Records for the exercise:
^^^^^^^^

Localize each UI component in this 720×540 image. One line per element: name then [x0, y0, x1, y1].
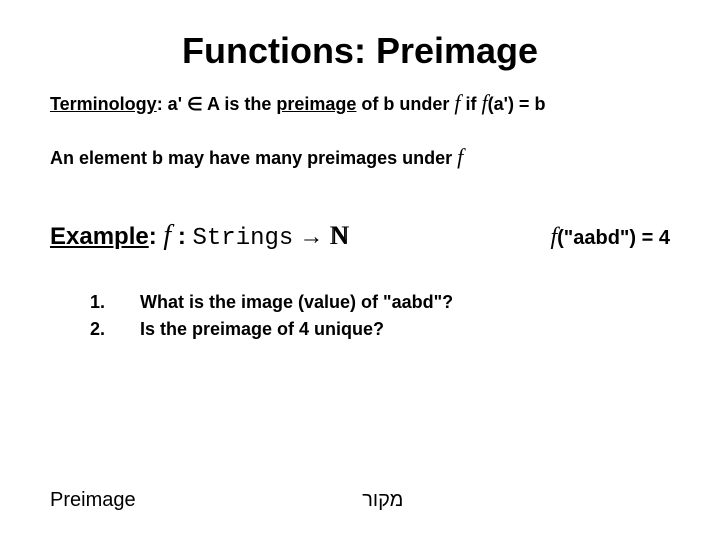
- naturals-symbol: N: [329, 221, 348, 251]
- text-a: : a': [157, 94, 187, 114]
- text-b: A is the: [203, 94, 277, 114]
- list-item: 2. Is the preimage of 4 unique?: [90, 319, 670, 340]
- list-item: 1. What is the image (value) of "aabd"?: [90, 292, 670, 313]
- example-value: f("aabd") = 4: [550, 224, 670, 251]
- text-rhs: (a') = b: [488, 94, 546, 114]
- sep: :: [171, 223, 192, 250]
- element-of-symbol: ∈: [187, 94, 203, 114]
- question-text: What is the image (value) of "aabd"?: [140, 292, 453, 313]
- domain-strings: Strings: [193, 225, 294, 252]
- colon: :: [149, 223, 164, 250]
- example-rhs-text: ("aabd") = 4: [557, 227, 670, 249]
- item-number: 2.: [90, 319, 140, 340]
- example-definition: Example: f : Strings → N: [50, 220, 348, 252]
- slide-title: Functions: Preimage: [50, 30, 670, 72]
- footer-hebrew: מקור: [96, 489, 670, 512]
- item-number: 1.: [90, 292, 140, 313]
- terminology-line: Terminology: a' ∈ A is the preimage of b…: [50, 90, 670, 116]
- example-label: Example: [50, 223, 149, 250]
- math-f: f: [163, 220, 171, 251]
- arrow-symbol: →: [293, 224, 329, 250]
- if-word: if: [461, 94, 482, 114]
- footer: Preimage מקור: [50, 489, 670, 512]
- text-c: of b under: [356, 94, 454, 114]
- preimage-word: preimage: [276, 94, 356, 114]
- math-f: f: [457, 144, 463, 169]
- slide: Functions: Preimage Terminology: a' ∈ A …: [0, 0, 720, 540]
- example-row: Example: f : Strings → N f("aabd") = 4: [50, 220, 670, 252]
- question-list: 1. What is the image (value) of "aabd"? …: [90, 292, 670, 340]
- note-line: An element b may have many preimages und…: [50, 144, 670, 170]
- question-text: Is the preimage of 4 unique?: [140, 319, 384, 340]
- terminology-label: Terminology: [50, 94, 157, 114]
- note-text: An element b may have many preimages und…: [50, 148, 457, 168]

^^^^^^^^

Please rewrite all of these lines with "unique" replaced by "distinct" and everything else unchanged. Leave the pictures out of your answer.

Localize each UI component in this 720×540 image. One line per element: name then [x0, y0, x1, y1].
- naturals-symbol: N: [329, 221, 348, 251]
- text-a: : a': [157, 94, 187, 114]
- text-b: A is the: [203, 94, 277, 114]
- list-item: 2. Is the preimage of 4 distinct?: [90, 319, 670, 340]
- list-item: 1. What is the image (value) of "aabd"?: [90, 292, 670, 313]
- example-value: f("aabd") = 4: [550, 224, 670, 251]
- text-rhs: (a') = b: [488, 94, 546, 114]
- sep: :: [171, 223, 192, 250]
- element-of-symbol: ∈: [187, 94, 203, 114]
- question-text: What is the image (value) of "aabd"?: [140, 292, 453, 313]
- domain-strings: Strings: [193, 225, 294, 252]
- colon: :: [149, 223, 164, 250]
- example-rhs-text: ("aabd") = 4: [557, 227, 670, 249]
- item-number: 2.: [90, 319, 140, 340]
- example-definition: Example: f : Strings → N: [50, 220, 348, 252]
- slide-title: Functions: Preimage: [50, 30, 670, 72]
- footer-hebrew: מקור: [96, 489, 670, 512]
- item-number: 1.: [90, 292, 140, 313]
- terminology-line: Terminology: a' ∈ A is the preimage of b…: [50, 90, 670, 116]
- example-label: Example: [50, 223, 149, 250]
- math-f: f: [163, 220, 171, 251]
- arrow-symbol: →: [293, 224, 329, 250]
- if-word: if: [461, 94, 482, 114]
- footer: Preimage מקור: [50, 489, 670, 512]
- text-c: of b under: [356, 94, 454, 114]
- preimage-word: preimage: [276, 94, 356, 114]
- math-f: f: [457, 144, 463, 169]
- slide: Functions: Preimage Terminology: a' ∈ A …: [0, 0, 720, 540]
- example-row: Example: f : Strings → N f("aabd") = 4: [50, 220, 670, 252]
- question-list: 1. What is the image (value) of "aabd"? …: [90, 292, 670, 340]
- note-line: An element b may have many preimages und…: [50, 144, 670, 170]
- question-text: Is the preimage of 4 distinct?: [140, 319, 384, 340]
- terminology-label: Terminology: [50, 94, 157, 114]
- note-text: An element b may have many preimages und…: [50, 148, 457, 168]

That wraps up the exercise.